- [GOAL] Collect all lines from the listing that include the string "qualities".

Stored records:
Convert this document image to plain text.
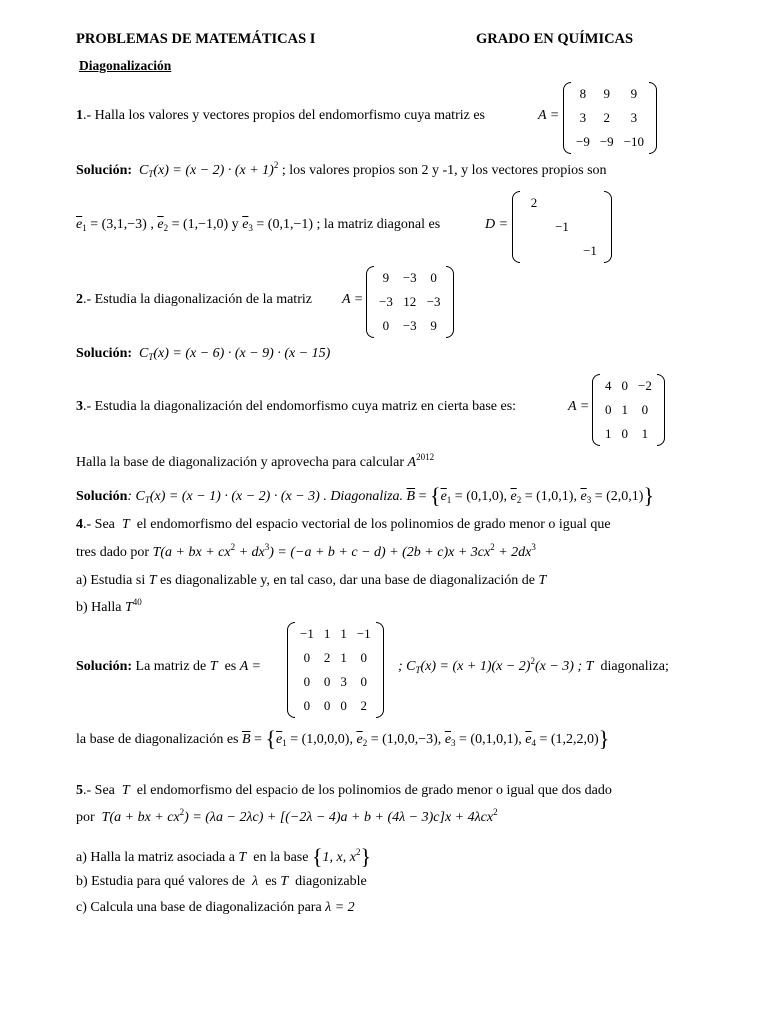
PROBLEMAS DE MATEMÁTICAS I	GRADO EN QUÍMICAS
Diagonalización
1.- Halla los valores y vectores propios del endomorfismo cuya matriz es	A =
8	9	9
3	2	3
−9	−9	−10
Solución: $C_T(x) = (x - 2) \cdot (x + 1)^2$ ; los valores propios son 2 y -1, y los vectores propios son
$\overline{e}_1 = (3,1,-3)$ , $\overline{e}_2 = (1,-1,0)$ y $\overline{e}_3 = (0,1,-1)$ ; la matriz diagonal es	D =
2		
	−1	
		−1
2.- Estudia la diagonalización de la matriz A =
9	−3	0
−3	12	−3
0	−3	9
Solución: $C_T(x) = (x - 6) \cdot (x - 9) \cdot (x - 15)$
3.- Estudia la diagonalización del endomorfismo cuya matriz en cierta base es:	A =
4	0	−2
0	1	0
1	0	1
Halla la base de diagonalización y aprovecha para calcular $A^{2012}$
Solución: $C_T(x) = (x - 1) \cdot (x - 2) \cdot (x - 3)$ . Diagonaliza. $\overline{B} = \{\overline{e}_1 = (0,1,0)$, $\overline{e}_2 = (1,0,1)$, $\overline{e}_3 = (2,0,1)$}
4.- Sea T el endomorfismo del espacio vectorial de los polinomios de grado menor o igual que
tres dado por T(a + bx + $cx^2 + dx^3) = (-a + b + c - d) + (2b + c)x + 3cx^2 + 2dx^3$
a) Estudia si T es diagonalizable y, en tal caso, dar una base de diagonalización de T
b) Halla $T^{40}$
Solución: La matriz de T es A =
−1	1	1	−1
0	2	1	0
0	0	3	0
0	0	0	2
; $C_T(x) = (x + 1)(x - 2)^2(x - 3)$ ; T diagonaliza;
la base de diagonalización es $\overline{B} = \{\overline{e}_1 = (1,0,0,0)$, $\overline{e}_2 = (1,0,0,-3)$, $\overline{e}_3 = (0,1,0,1)$, $\overline{e}_4 = (1,2,2,0)$}
5.- Sea T el endomorfismo del espacio de los polinomios de grado menor o igual que dos dado
por T(a + bx + $cx^2) = (\lambda a - 2\lambda c) + [(-2\lambda - 4)a + b + (4\lambda - 3)c]x + 4\lambda cx^2$
a) Halla la matriz asociada a T en la base {1, x, $x^2$}
b) Estudia para qué valores de λ es T diagonizable
c) Calcula una base de diagonalización para λ = 2
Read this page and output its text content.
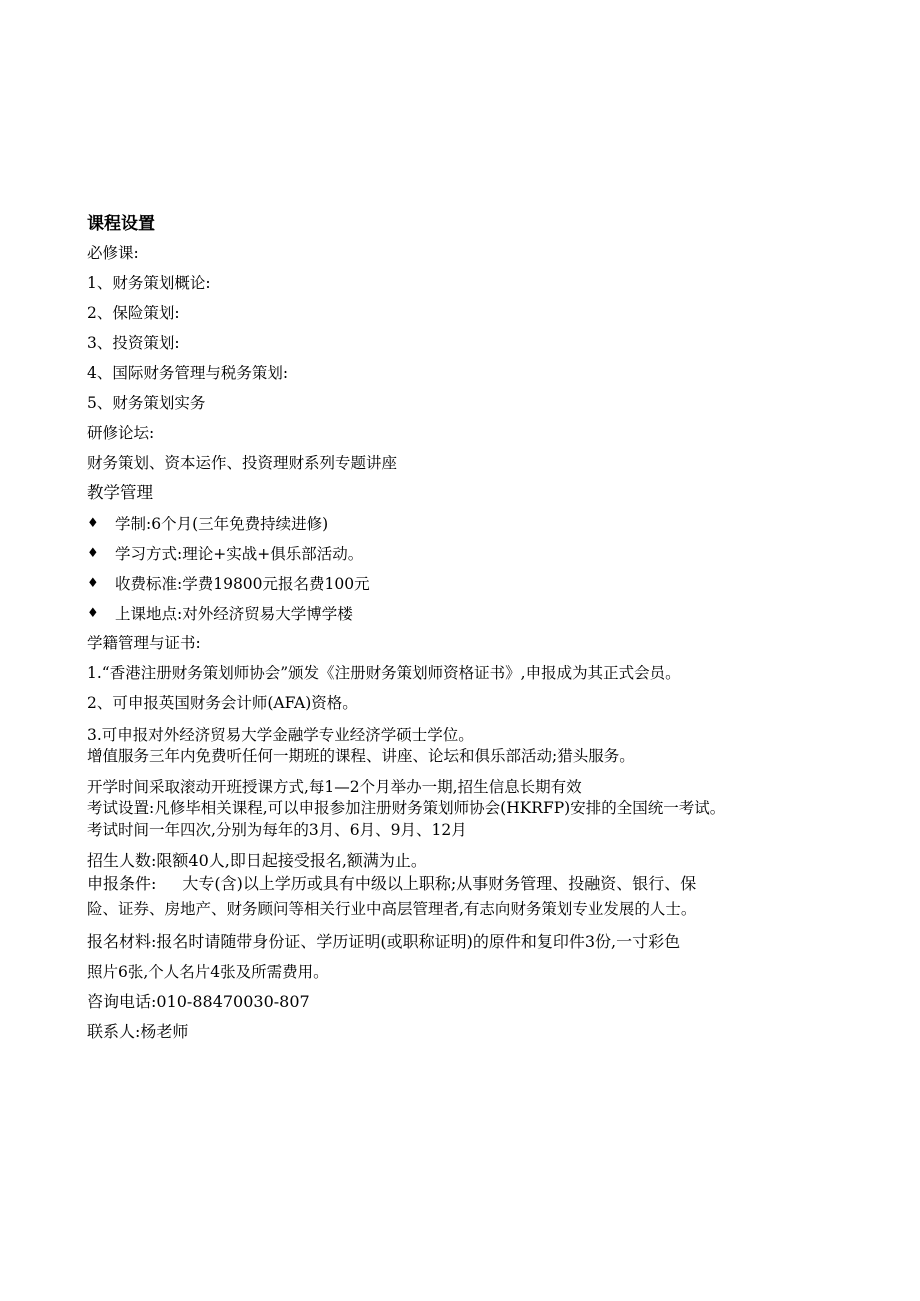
课程设置
必修课:
1、财务策划概论:
2、保险策划:
3、投资策划:
4、国际财务管理与税务策划:
5、财务策划实务
研修论坛:
财务策划、资本运作、投资理财系列专题讲座
教学管理
♦	学制:6个月(三年免费持续进修)
♦	学习方式:理论+实战+俱乐部活动。
♦	收费标准:学费19800元报名费100元
♦	上课地点:对外经济贸易大学博学楼
学籍管理与证书:
1.“香港注册财务策划师协会”颁发《注册财务策划师资格证书》,申报成为其正式会员。
2、可申报英国财务会计师(AFA)资格。
3.可申报对外经济贸易大学金融学专业经济学硕士学位。
增值服务三年内免费听任何一期班的课程、讲座、论坛和俱乐部活动;猎头服务。
开学时间采取滚动开班授课方式,每1—2个月举办一期,招生信息长期有效
考试设置:凡修毕相关课程,可以申报参加注册财务策划师协会(HKRFP)安排的全国统一考试。
考试时间一年四次,分别为每年的3月、6月、9月、12月
招生人数:限额40人,即日起接受报名,额满为止。
申报条件: 大专(含)以上学历或具有中级以上职称;从事财务管理、投融资、银行、保
险、证券、房地产、财务顾问等相关行业中高层管理者,有志向财务策划专业发展的人士。
报名材料:报名时请随带身份证、学历证明(或职称证明)的原件和复印件3份,一寸彩色
照片6张,个人名片4张及所需费用。
咨询电话:010-88470030-807
联系人:杨老师
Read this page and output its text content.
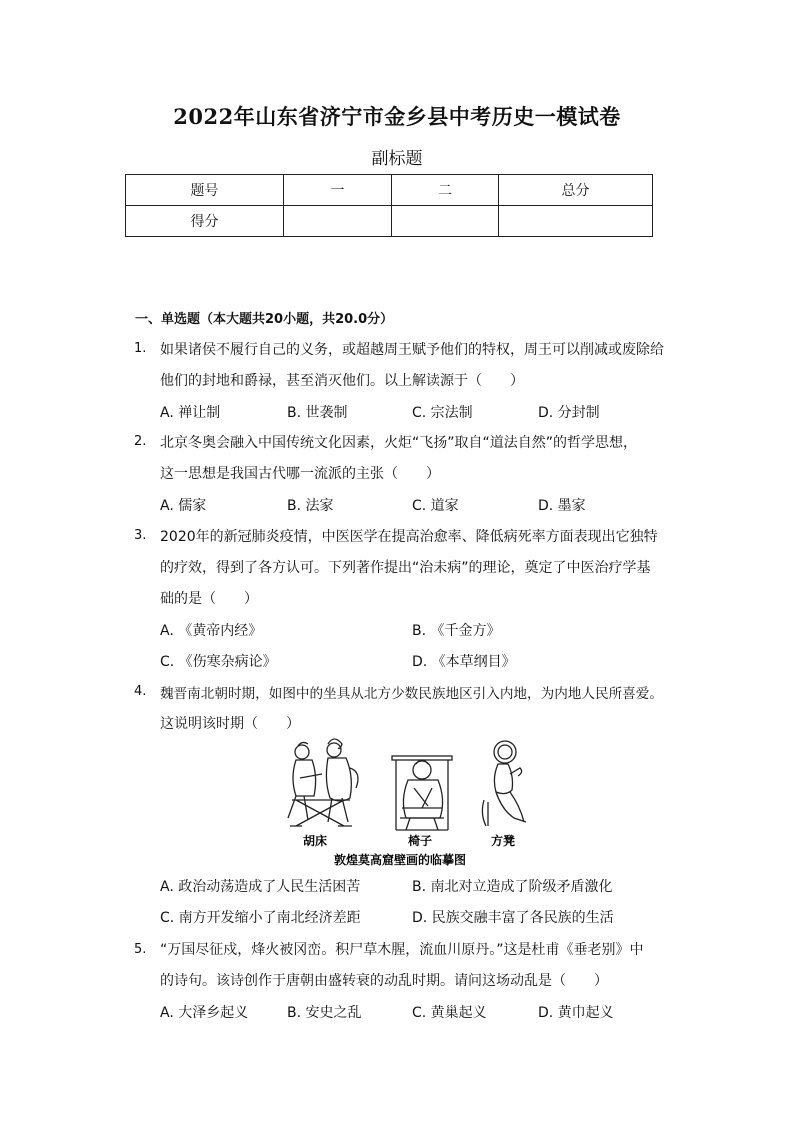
2022年山东省济宁市金乡县中考历史一模试卷
副标题
题号	一	二	总分
得分			
一、单选题（本大题共20小题，共20.0分）
1. 如果诸侯不履行自己的义务，或超越周王赋予他们的特权，周王可以削减或废除给
他们的封地和爵禄，甚至消灭他们。以上解读源于（　　）
A. 禅让制	B. 世袭制	C. 宗法制	D. 分封制
2. 北京冬奥会融入中国传统文化因素，火炬“飞扬”取自“道法自然”的哲学思想，
这一思想是我国古代哪一流派的主张（　　）
A. 儒家	B. 法家	C. 道家	D. 墨家
3. 2020年的新冠肺炎疫情，中医医学在提高治愈率、降低病死率方面表现出它独特
的疗效，得到了各方认可。下列著作提出“治未病”的理论，奠定了中医治疗学基
础的是（　　）
A. 《黄帝内经》	B. 《千金方》
C. 《伤寒杂病论》	D. 《本草纲目》
4. 魏晋南北朝时期，如图中的坐具从北方少数民族地区引入内地，为内地人民所喜爱。
这说明该时期（　　）
胡床	椅子	方凳
敦煌莫高窟壁画的临摹图
A. 政治动荡造成了人民生活困苦	B. 南北对立造成了阶级矛盾激化
C. 南方开发缩小了南北经济差距	D. 民族交融丰富了各民族的生活
5. “万国尽征戍，烽火被冈峦。积尸草木腥，流血川原丹。”这是杜甫《垂老别》中
的诗句。该诗创作于唐朝由盛转衰的动乱时期。请问这场动乱是（　　）
A. 大泽乡起义	B. 安史之乱	C. 黄巢起义	D. 黄巾起义
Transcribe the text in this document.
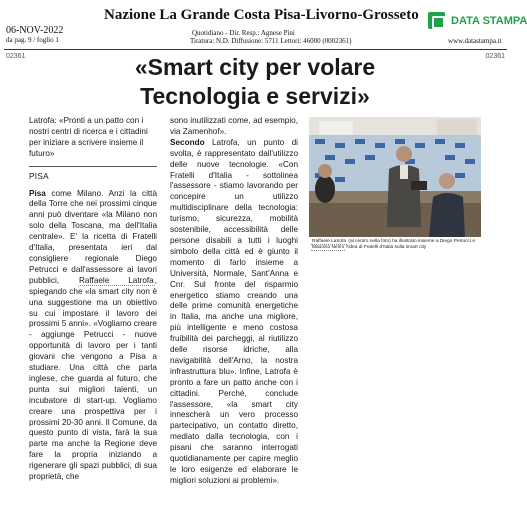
06-NOV-2022
da pag. 9 / foglio 1
Nazione La Grande Costa Pisa-Livorno-Grosseto
Quotidiano - Dir. Resp.: Agnese Pini
Tiratura: N.D. Diffusione: 5711 Lettori: 46000 (0002361)
DATA STAMPA
www.datastampa.it
02361	02361
«Smart city per volare
Tecnologia e servizi»
Latrofa: «Pronti a un patto con i nostri centri di ricerca e i cittadini per iniziare a scrivere insieme il futuro»
PISA
Pisa come Milano. Anzi la città della Torre che nei prossimi cinque anni può diventare «la Milano non solo della Toscana, ma dell'Italia centrale». E' la ricetta di Fratelli d'Italia, presentata ieri dal consigliere regionale Diego Petrucci e dall'assessore ai lavori pubblici, Raffaele Latrofa, spiegando che «la smart city non è una suggestione ma un obiettivo su cui impostare il lavoro dei prossimi 5 anni». «Vogliamo creare - aggiunge Petrucci - nuove opportunità di lavoro per i tanti giovani che vengono a Pisa a studiare. Una città che parla inglese, che guarda al futuro, che punta sui migliori talenti, un incubatore di start-up. Vogliamo creare una prospettiva per i prossimi 20-30 anni. Il Comune, da questo punto di vista, farà la sua parte ma anche la Regione deve fare la propria iniziando a rigenerare gli spazi pubblici, di sua proprietà, che
sono inutilizzati come, ad esempio, via Zamenhof».
Secondo Latrofa, un punto di svolta, è rappresentato dall'utilizzo delle nuove tecnologie. «Con Fratelli d'Italia - sottolinea l'assessore - stiamo lavorando per concepire un utilizzo multidisciplinare della tecnologia: turismo, sicurezza, mobilità sostenibile, accessibilità delle persone disabili a tutti i luoghi simbolo della città ed è giunto il momento di farlo insieme a Università, Normale, Sant'Anna e Cnr. Sul fronte del risparmio energetico stiamo creando una delle prime comunità energetiche in Italia, ma anche una migliore, più intelligente e meno costosa fruibilità dei parcheggi, al riutilizzo delle risorse idriche, alla navigabilità dell'Arno, la nostra infrastruttura blu». Infine, Latrofa è pronto a fare un patto anche con i cittadini. Perché, conclude l'assessore, «la smart city innescherà un vero processo partecipativo, un contatto diretto, mediato dalla tecnologia, con i pisani che saranno interrogati quotidianamente per capire meglio le loro esigenze ed elaborare le migliori soluzioni ai problemi».
Raffaele Latrofa (al centro nella foto) ha illustrato insieme a Diego Petrucci e Maurizio Nerini l'idea di Fratelli d'Italia sulla smart city
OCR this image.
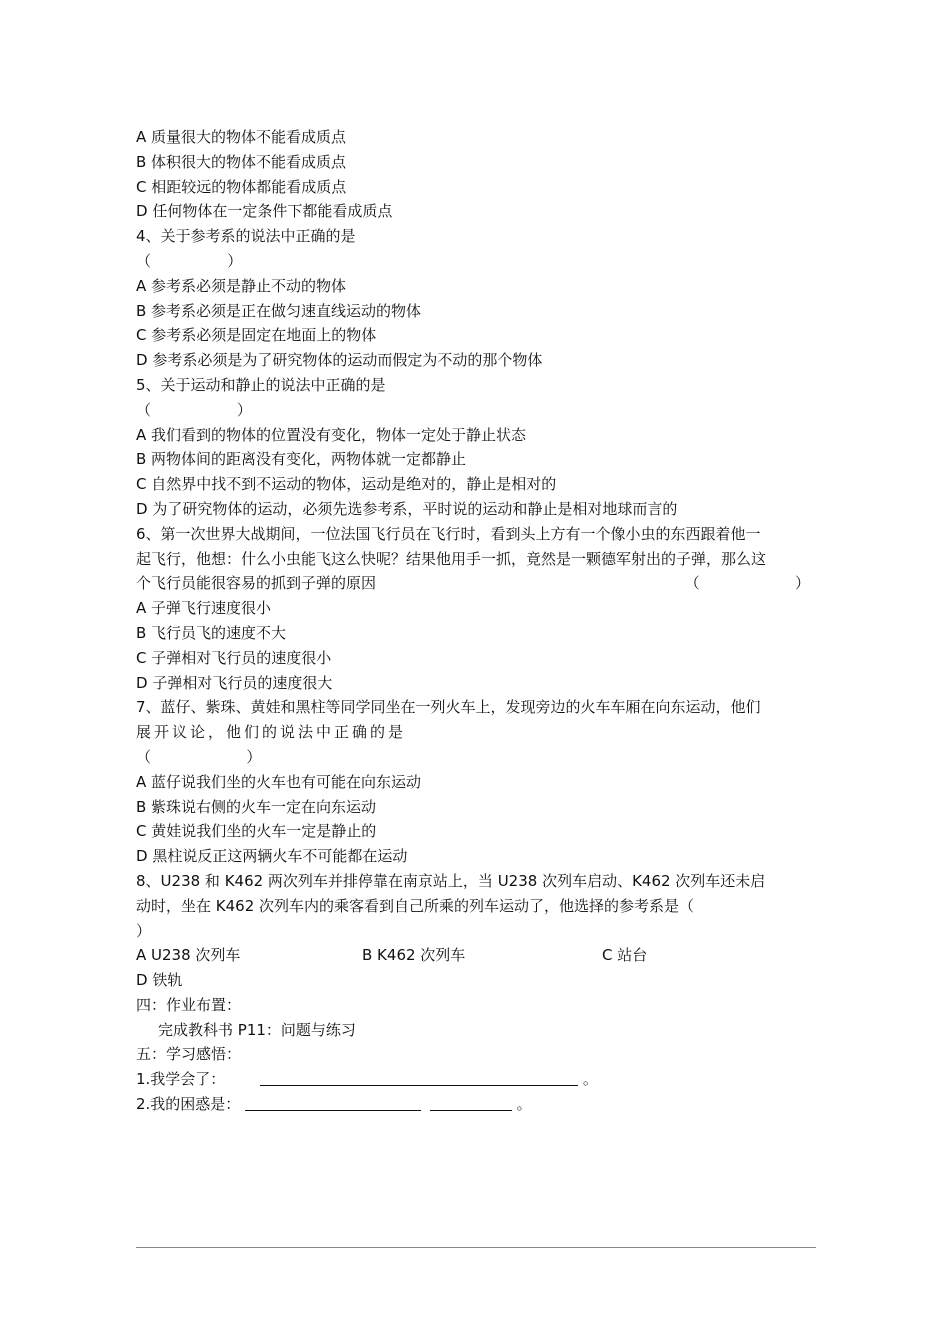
A 质量很大的物体不能看成质点
B 体积很大的物体不能看成质点
C 相距较远的物体都能看成质点
D 任何物体在一定条件下都能看成质点
4、关于参考系的说法中正确的是
（                ）
A 参考系必须是静止不动的物体
B 参考系必须是正在做匀速直线运动的物体
C 参考系必须是固定在地面上的物体
D 参考系必须是为了研究物体的运动而假定为不动的那个物体
5、关于运动和静止的说法中正确的是
（                  ）
A 我们看到的物体的位置没有变化，物体一定处于静止状态
B 两物体间的距离没有变化，两物体就一定都静止
C 自然界中找不到不运动的物体，运动是绝对的，静止是相对的
D 为了研究物体的运动，必须先选参考系，平时说的运动和静止是相对地球而言的
6、第一次世界大战期间，一位法国飞行员在飞行时，看到头上方有一个像小虫的东西跟着他一
起飞行，他想：什么小虫能飞这么快呢？结果他用手一抓，竟然是一颗德军射出的子弹，那么这
个飞行员能很容易的抓到子弹的原因	（                    ）
A 子弹飞行速度很小
B 飞行员飞的速度不大
C 子弹相对飞行员的速度很小
D 子弹相对飞行员的速度很大
7、蓝仔、紫珠、黄娃和黑柱等同学同坐在一列火车上，发现旁边的火车车厢在向东运动，他们
展开议论，他们的说法中正确的是
（                    ）
A 蓝仔说我们坐的火车也有可能在向东运动
B 紫珠说右侧的火车一定在向东运动
C 黄娃说我们坐的火车一定是静止的
D 黑柱说反正这两辆火车不可能都在运动
8、U238 和 K462 两次列车并排停靠在南京站上，当 U238 次列车启动、K462 次列车还未启
动时，坐在 K462 次列车内的乘客看到自己所乘的列车运动了，他选择的参考系是（
）
A U238 次列车	B K462 次列车	C 站台
D 铁轨
四：作业布置：
完成教科书 P11：问题与练习
五：学习感悟：
1.我学会了：	。
2.我的困惑是：	。
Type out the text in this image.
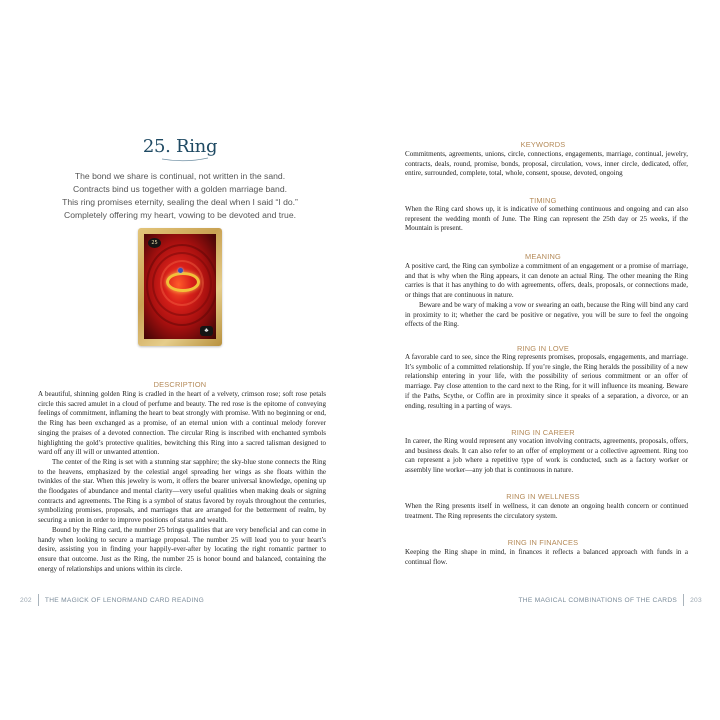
25. Ring
The bond we share is continual, not written in the sand.
Contracts bind us together with a golden marriage band.
This ring promises eternity, sealing the deal when I said “I do.”
Completely offering my heart, vowing to be devoted and true.
25
♣
DESCRIPTION

A beautiful, shinning golden Ring is cradled in the heart of a velvety, crimson rose; soft rose petals circle this sacred amulet in a cloud of perfume and beauty. The red rose is the epitome of conveying feelings of commitment, inflaming the heart to beat strongly with promise. With no beginning or end, the Ring has been exchanged as a promise, of an eternal union with a continual melody forever singing the praises of a devoted connection. The circular Ring is inscribed with enchanted symbols highlighting the gold’s protective qualities, bewitching this Ring into a sacred talisman designed to ward off any ill will or unwanted attention.

The center of the Ring is set with a stunning star sapphire; the sky-blue stone connects the Ring to the heavens, emphasized by the celestial angel spreading her wings as she floats within the twinkles of the star. When this jewelry is worn, it offers the bearer universal knowledge, opening up the floodgates of abundance and mental clarity—very useful qualities when making deals or signing contracts and agreements. The Ring is a symbol of status favored by royals throughout the centuries, symbolizing promises, proposals, and marriages that are arranged for the betterment of realm, by securing a union in order to improve positions of status and wealth.

Bound by the Ring card, the number 25 brings qualities that are very beneficial and can come in handy when looking to secure a marriage proposal. The number 25 will lead you to your heart’s desire, assisting you in finding your happily-ever-after by locating the right romantic partner to ensure that outcome. Just as the Ring, the number 25 is honor bound and balanced, containing the energy of relationships and unions within its circle.

202 THE MAGICK OF LENORMAND CARD READING
KEYWORDS

Commitments, agreements, unions, circle, connections, engagements, marriage, continual, jewelry, contracts, deals, round, promise, bonds, proposal, circulation, vows, inner circle, dedicated, offer, entire, surrounded, complete, total, whole, consent, spouse, devoted, ongoing

TIMING

When the Ring card shows up, it is indicative of something continuous and ongoing and can also represent the wedding month of June. The Ring can represent the 25th day or 25 weeks, if the Mountain is present.

MEANING

A positive card, the Ring can symbolize a commitment of an engagement or a promise of marriage, and that is why when the Ring appears, it can denote an actual Ring. The other meaning the Ring carries is that it has anything to do with agreements, offers, deals, proposals, or connections made, or things that are continuous in nature.

Beware and be wary of making a vow or swearing an oath, because the Ring will bind any card in proximity to it; whether the card be positive or negative, you will be sure to feel the ongoing effects of the Ring.

RING IN LOVE

A favorable card to see, since the Ring represents promises, proposals, engagements, and marriage. It’s symbolic of a committed relationship. If you’re single, the Ring heralds the possibility of a new relationship entering in your life, with the possibility of serious commitment or an offer of marriage. Pay close attention to the card next to the Ring, for it will influence its meaning. Beware if the Paths, Scythe, or Coffin are in proximity since it speaks of a separation, a divorce, or an ending, resulting in a parting of ways.

RING IN CAREER

In career, the Ring would represent any vocation involving contracts, agreements, proposals, offers, and business deals. It can also refer to an offer of employment or a collective agreement. Ring too can represent a job where a repetitive type of work is conducted, such as a factory worker or assembly line worker—any job that is continuous in nature.

RING IN WELLNESS

When the Ring presents itself in wellness, it can denote an ongoing health concern or continued treatment. The Ring represents the circulatory system.

RING IN FINANCES

Keeping the Ring shape in mind, in finances it reflects a balanced approach with funds in a continual flow.

THE MAGICAL COMBINATIONS OF THE CARDS 203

- [SOLUTION BELOW]
A beautiful, shinning golden Ring is cradled in the heart of a velvety, crimson rose; soft rose petals circle this sacred amulet in a cloud of perfume and beauty. The red rose is the epitome of conveying feelings of commitment, inflaming the heart to beat strongly with promise. With no beginning or end, the Ring has been exchanged as a promise, of an eternal union with a continual melody forever singing the praises of a devoted connection. The circular Ring is inscribed with enchanted symbols highlighting the gold’s protective qualities, bewitching this Ring into a sacred talisman designed to ward off any ill will or unwanted attention.
The center of the Ring is set with a stunning star sapphire; the sky-blue stone connects the Ring to the heavens, emphasized by the celestial angel spreading her wings as she floats within the twinkles of the star. When this jewelry is worn, it offers the bearer universal knowledge, opening up the floodgates of abundance and mental clarity—very useful qualities when making deals or signing contracts and agreements. The Ring is a symbol of status favored by royals throughout the centuries, symbolizing promises, proposals, and marriages that are arranged for the betterment of realm, by securing a union in order to improve positions of status and wealth.
Bound by the Ring card, the number 25 brings qualities that are very beneficial and can come in handy when looking to secure a marriage proposal. The number 25 will lead you to your heart’s desire, assisting you in finding your happily-ever-after by locating the right romantic partner to ensure that outcome. Just as the Ring, the number 25 is honor bound and balanced, containing the energy of relationships and unions within its circle.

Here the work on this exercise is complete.